**Task to complete**
Reproduce all of the listing below without alteration.

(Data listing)
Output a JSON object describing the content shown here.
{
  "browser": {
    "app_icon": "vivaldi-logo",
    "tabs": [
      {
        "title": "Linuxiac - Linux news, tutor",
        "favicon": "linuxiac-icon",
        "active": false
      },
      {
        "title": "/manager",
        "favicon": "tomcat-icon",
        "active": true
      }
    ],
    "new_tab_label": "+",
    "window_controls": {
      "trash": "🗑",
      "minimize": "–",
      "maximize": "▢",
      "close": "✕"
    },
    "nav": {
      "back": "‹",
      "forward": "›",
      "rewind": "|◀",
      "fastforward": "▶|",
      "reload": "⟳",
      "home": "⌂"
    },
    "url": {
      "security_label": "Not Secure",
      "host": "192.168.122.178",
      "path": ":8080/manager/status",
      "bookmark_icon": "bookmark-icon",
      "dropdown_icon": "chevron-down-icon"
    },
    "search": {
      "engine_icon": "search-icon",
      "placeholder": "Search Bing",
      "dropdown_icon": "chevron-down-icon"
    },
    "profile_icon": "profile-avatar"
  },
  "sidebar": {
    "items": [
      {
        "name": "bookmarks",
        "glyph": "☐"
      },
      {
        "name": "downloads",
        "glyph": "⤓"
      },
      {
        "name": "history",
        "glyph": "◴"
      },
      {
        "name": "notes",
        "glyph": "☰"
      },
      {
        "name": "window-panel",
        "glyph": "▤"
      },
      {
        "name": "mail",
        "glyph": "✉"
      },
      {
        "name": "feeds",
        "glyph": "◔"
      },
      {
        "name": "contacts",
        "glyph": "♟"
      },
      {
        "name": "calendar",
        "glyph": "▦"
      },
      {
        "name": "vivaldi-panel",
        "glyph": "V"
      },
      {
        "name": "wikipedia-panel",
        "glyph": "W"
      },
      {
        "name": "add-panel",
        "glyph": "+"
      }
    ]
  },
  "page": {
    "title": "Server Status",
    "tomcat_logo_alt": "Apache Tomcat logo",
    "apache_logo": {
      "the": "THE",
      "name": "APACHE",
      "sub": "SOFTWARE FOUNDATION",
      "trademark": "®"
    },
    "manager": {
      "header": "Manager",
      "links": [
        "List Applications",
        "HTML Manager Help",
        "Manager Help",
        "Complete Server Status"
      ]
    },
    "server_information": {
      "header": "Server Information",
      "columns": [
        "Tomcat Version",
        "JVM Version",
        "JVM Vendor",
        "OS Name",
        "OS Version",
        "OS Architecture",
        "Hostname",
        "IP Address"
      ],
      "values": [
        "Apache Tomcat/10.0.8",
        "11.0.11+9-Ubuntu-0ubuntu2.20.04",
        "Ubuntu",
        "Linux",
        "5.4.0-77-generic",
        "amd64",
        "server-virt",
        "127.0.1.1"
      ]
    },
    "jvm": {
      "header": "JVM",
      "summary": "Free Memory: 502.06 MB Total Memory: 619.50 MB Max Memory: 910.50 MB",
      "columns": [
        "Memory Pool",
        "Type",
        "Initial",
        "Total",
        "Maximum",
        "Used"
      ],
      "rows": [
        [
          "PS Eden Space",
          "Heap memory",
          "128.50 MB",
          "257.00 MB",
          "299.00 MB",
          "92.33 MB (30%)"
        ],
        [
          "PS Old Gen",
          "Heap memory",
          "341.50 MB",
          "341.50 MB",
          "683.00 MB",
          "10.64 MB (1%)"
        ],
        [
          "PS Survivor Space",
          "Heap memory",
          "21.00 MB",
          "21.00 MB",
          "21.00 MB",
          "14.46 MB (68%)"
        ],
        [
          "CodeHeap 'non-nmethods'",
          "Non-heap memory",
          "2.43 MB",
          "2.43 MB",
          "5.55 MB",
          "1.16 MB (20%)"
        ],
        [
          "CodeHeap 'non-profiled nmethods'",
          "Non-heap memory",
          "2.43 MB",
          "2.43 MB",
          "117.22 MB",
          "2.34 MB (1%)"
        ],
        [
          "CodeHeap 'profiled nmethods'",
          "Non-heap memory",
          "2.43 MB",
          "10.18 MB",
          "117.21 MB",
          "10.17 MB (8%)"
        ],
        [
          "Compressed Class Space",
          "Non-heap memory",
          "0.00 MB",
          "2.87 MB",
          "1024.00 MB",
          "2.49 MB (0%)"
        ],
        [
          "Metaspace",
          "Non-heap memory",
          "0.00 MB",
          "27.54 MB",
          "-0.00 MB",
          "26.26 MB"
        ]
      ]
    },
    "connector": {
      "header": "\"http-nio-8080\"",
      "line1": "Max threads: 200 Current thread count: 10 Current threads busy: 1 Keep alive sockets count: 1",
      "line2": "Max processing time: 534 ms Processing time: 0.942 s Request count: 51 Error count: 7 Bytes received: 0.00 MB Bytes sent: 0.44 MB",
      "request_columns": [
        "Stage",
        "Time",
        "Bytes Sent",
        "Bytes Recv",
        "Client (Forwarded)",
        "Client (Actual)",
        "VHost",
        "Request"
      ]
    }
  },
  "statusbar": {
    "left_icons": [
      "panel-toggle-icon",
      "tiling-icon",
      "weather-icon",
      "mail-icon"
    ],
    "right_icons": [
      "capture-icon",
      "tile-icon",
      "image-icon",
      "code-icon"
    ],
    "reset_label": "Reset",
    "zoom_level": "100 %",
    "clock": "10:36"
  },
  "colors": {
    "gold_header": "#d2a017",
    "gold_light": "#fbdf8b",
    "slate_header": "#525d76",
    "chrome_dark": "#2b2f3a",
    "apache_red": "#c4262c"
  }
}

**Completed task**
Output a JSON object describing the content shown here.
{
  "browser": {
    "app_icon": "vivaldi-logo",
    "tabs": [
      {
        "title": "Linuxiac - Linux news, tutor",
        "favicon": "linuxiac-icon",
        "active": false
      },
      {
        "title": "/manager",
        "favicon": "tomcat-icon",
        "active": true
      }
    ],
    "new_tab_label": "+",
    "window_controls": {
      "trash": "🗑",
      "minimize": "–",
      "maximize": "▢",
      "close": "✕"
    },
    "nav": {
      "back": "‹",
      "forward": "›",
      "rewind": "|◀",
      "fastforward": "▶|",
      "reload": "⟳",
      "home": "⌂"
    },
    "url": {
      "security_label": "Not Secure",
      "host": "192.168.122.178",
      "path": ":8080/manager/status",
      "bookmark_icon": "bookmark-icon",
      "dropdown_icon": "chevron-down-icon"
    },
    "search": {
      "engine_icon": "search-icon",
      "placeholder": "Search Bing",
      "dropdown_icon": "chevron-down-icon"
    },
    "profile_icon": "profile-avatar"
  },
  "sidebar": {
    "items": [
      {
        "name": "bookmarks",
        "glyph": "☐"
      },
      {
        "name": "downloads",
        "glyph": "⤓"
      },
      {
        "name": "history",
        "glyph": "◴"
      },
      {
        "name": "notes",
        "glyph": "☰"
      },
      {
        "name": "window-panel",
        "glyph": "▤"
      },
      {
        "name": "mail",
        "glyph": "✉"
      },
      {
        "name": "feeds",
        "glyph": "◔"
      },
      {
        "name": "contacts",
        "glyph": "♟"
      },
      {
        "name": "calendar",
        "glyph": "▦"
      },
      {
        "name": "vivaldi-panel",
        "glyph": "V"
      },
      {
        "name": "wikipedia-panel",
        "glyph": "W"
      },
      {
        "name": "add-panel",
        "glyph": "+"
      }
    ]
  },
  "page": {
    "title": "Server Status",
    "tomcat_logo_alt": "Apache Tomcat logo",
    "apache_logo": {
      "the": "THE",
      "name": "APACHE",
      "sub": "SOFTWARE FOUNDATION",
      "trademark": "®"
    },
    "manager": {
      "header": "Manager",
      "links": [
        "List Applications",
        "HTML Manager Help",
        "Manager Help",
        "Complete Server Status"
      ]
    },
    "server_information": {
      "header": "Server Information",
      "columns": [
        "Tomcat Version",
        "JVM Version",
        "JVM Vendor",
        "OS Name",
        "OS Version",
        "OS Architecture",
        "Hostname",
        "IP Address"
      ],
      "values": [
        "Apache Tomcat/10.0.8",
        "11.0.11+9-Ubuntu-0ubuntu2.20.04",
        "Ubuntu",
        "Linux",
        "5.4.0-77-generic",
        "amd64",
        "server-virt",
        "127.0.1.1"
      ]
    },
    "jvm": {
      "header": "JVM",
      "summary": "Free Memory: 502.06 MB Total Memory: 619.50 MB Max Memory: 910.50 MB",
      "columns": [
        "Memory Pool",
        "Type",
        "Initial",
        "Total",
        "Maximum",
        "Used"
      ],
      "rows": [
        [
          "PS Eden Space",
          "Heap memory",
          "128.50 MB",
          "257.00 MB",
          "299.00 MB",
          "92.33 MB (30%)"
        ],
        [
          "PS Old Gen",
          "Heap memory",
          "341.50 MB",
          "341.50 MB",
          "683.00 MB",
          "10.64 MB (1%)"
        ],
        [
          "PS Survivor Space",
          "Heap memory",
          "21.00 MB",
          "21.00 MB",
          "21.00 MB",
          "14.46 MB (68%)"
        ],
        [
          "CodeHeap 'non-nmethods'",
          "Non-heap memory",
          "2.43 MB",
          "2.43 MB",
          "5.55 MB",
          "1.16 MB (20%)"
        ],
        [
          "CodeHeap 'non-profiled nmethods'",
          "Non-heap memory",
          "2.43 MB",
          "2.43 MB",
          "117.22 MB",
          "2.34 MB (1%)"
        ],
        [
          "CodeHeap 'profiled nmethods'",
          "Non-heap memory",
          "2.43 MB",
          "10.18 MB",
          "117.21 MB",
          "10.17 MB (8%)"
        ],
        [
          "Compressed Class Space",
          "Non-heap memory",
          "0.00 MB",
          "2.87 MB",
          "1024.00 MB",
          "2.49 MB (0%)"
        ],
        [
          "Metaspace",
          "Non-heap memory",
          "0.00 MB",
          "27.54 MB",
          "-0.00 MB",
          "26.26 MB"
        ]
      ]
    },
    "connector": {
      "header": "\"http-nio-8080\"",
      "line1": "Max threads: 200 Current thread count: 10 Current threads busy: 1 Keep alive sockets count: 1",
      "line2": "Max processing time: 534 ms Processing time: 0.942 s Request count: 51 Error count: 7 Bytes received: 0.00 MB Bytes sent: 0.44 MB",
      "request_columns": [
        "Stage",
        "Time",
        "Bytes Sent",
        "Bytes Recv",
        "Client (Forwarded)",
        "Client (Actual)",
        "VHost",
        "Request"
      ]
    }
  },
  "statusbar": {
    "left_icons": [
      "panel-toggle-icon",
      "tiling-icon",
      "weather-icon",
      "mail-icon"
    ],
    "right_icons": [
      "capture-icon",
      "tile-icon",
      "image-icon",
      "code-icon"
    ],
    "reset_label": "Reset",
    "zoom_level": "100 %",
    "clock": "10:36"
  },
  "colors": {
    "gold_header": "#d2a017",
    "gold_light": "#fbdf8b",
    "slate_header": "#525d76",
    "chrome_dark": "#2b2f3a",
    "apache_red": "#c4262c"
  }
}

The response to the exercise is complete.